Provided records:
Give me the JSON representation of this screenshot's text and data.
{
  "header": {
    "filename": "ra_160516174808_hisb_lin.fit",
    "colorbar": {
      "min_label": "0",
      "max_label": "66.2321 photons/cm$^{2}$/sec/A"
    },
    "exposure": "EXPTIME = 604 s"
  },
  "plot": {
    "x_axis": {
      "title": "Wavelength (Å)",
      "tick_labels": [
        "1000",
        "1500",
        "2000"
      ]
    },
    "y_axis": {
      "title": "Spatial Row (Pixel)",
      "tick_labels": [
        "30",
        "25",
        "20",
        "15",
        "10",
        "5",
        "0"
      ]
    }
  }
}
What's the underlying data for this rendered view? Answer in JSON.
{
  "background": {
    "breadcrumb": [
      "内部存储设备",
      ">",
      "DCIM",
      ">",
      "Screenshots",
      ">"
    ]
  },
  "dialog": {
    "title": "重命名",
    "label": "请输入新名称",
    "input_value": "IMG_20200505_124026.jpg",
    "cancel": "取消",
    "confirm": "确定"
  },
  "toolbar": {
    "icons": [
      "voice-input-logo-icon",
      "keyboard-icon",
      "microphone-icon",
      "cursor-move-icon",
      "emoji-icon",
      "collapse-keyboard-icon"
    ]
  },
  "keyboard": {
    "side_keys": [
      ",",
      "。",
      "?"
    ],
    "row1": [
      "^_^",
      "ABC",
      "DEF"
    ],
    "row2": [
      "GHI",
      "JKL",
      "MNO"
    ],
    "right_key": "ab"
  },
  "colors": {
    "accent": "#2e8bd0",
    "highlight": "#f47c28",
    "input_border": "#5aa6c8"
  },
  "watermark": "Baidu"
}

Work to complete: Each line that has the word "title" should be copied.

Correct output:
      "title": "Wavelength (Å)",
      "title": "Spatial Row (Pixel)",
    "title": "重命名",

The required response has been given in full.